Task to complete:
Copy each line that contains the string "Pinnacle".

....

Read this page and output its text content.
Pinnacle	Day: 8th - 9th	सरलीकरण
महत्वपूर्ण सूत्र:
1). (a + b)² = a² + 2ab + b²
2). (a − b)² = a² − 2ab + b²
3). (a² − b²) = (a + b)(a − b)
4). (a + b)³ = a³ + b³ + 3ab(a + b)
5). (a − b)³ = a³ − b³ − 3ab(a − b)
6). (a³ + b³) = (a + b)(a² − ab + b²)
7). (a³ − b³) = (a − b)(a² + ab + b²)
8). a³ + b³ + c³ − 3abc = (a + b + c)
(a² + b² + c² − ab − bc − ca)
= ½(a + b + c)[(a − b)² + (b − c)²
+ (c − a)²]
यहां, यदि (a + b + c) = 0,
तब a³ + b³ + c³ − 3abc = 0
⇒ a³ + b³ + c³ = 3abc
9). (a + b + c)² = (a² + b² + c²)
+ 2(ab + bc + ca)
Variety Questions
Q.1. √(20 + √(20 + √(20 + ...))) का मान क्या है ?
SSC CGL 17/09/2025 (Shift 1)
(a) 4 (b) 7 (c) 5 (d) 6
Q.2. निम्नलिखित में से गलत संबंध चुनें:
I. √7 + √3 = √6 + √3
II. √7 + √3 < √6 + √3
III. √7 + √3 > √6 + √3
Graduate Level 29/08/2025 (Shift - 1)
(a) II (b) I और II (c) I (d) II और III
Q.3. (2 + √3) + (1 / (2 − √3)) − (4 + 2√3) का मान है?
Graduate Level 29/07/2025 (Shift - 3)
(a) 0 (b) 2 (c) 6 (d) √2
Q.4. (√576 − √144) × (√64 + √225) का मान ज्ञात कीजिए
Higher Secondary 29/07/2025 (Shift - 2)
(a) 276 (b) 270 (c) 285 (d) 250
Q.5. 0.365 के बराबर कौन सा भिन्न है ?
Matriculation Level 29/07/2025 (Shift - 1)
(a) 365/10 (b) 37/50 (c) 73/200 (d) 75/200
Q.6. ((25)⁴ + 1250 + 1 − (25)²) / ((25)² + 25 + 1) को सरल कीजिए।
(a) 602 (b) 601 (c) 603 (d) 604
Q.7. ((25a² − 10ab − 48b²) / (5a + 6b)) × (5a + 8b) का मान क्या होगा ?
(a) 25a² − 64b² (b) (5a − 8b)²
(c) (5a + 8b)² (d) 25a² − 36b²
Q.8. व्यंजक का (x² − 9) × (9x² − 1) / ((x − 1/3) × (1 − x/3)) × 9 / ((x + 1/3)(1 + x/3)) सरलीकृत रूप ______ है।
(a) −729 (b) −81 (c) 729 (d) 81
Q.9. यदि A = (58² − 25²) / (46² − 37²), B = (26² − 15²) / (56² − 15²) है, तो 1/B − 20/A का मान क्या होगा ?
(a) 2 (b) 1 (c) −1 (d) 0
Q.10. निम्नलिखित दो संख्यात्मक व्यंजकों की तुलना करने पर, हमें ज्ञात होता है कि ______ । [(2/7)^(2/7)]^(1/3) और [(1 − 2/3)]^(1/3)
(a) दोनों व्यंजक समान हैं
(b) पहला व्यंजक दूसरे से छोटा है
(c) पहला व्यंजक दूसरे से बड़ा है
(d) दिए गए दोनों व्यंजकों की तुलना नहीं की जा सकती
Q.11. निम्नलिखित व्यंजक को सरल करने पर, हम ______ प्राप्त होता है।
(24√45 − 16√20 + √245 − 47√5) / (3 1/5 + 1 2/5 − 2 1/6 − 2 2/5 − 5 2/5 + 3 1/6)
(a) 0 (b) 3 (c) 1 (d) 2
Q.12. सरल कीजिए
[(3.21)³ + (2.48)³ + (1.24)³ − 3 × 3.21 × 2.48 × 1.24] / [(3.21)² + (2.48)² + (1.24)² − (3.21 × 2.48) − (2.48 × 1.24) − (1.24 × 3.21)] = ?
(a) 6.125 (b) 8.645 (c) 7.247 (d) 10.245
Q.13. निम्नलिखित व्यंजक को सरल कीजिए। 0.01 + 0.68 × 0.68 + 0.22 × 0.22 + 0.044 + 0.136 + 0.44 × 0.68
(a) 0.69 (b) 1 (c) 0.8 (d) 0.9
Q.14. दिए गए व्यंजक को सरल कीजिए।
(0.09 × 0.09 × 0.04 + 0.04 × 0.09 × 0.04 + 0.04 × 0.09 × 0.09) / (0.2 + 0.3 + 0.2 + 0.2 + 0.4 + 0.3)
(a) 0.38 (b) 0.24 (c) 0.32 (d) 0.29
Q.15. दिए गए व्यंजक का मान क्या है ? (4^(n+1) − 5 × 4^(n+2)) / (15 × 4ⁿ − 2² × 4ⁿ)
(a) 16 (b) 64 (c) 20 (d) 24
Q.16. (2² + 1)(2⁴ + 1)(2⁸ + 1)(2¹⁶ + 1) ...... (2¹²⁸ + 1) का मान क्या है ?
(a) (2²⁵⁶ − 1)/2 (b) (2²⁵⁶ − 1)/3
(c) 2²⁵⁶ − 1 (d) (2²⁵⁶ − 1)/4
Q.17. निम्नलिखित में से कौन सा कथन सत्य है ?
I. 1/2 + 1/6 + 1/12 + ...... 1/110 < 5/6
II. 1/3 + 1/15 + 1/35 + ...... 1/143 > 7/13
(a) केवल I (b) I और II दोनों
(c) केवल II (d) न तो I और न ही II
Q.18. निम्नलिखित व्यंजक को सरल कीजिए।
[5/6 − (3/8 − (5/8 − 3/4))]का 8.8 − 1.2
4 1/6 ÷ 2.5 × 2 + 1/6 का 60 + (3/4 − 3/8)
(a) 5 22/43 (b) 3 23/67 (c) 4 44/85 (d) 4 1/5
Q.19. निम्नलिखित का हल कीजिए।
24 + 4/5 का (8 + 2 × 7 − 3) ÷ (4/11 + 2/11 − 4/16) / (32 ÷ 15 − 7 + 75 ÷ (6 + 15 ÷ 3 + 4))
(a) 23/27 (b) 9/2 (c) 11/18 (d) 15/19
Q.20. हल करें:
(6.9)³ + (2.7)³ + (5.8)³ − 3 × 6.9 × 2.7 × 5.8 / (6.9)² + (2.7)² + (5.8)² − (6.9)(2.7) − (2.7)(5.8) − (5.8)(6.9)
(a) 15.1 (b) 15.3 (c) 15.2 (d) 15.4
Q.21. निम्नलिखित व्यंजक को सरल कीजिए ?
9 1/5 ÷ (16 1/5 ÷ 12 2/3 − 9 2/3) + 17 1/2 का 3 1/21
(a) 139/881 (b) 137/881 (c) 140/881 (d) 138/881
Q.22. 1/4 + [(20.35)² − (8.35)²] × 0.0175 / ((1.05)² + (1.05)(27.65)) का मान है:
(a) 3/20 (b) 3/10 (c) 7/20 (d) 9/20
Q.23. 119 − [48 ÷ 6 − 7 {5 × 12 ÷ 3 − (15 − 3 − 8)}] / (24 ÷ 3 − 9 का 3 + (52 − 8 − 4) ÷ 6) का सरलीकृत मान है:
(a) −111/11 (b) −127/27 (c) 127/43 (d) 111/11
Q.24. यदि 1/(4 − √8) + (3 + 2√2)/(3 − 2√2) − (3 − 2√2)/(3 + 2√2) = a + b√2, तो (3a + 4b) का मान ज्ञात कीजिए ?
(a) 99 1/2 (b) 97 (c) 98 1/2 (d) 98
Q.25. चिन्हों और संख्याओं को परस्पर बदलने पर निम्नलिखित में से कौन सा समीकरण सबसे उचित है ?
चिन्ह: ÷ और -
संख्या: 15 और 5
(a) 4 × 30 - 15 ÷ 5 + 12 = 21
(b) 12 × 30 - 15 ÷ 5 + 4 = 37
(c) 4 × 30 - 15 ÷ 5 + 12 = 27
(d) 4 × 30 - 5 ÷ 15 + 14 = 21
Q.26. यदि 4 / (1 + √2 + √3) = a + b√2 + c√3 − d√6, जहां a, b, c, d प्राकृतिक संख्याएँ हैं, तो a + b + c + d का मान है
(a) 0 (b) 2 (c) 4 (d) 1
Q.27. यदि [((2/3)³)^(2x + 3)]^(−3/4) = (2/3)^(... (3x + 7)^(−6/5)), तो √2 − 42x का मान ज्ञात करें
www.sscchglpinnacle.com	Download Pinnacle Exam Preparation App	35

....

Task answer:
Pinnacle	Day: 8th - 9th	सरलीकरण
www.sscchglpinnacle.com	Download Pinnacle Exam Preparation App	35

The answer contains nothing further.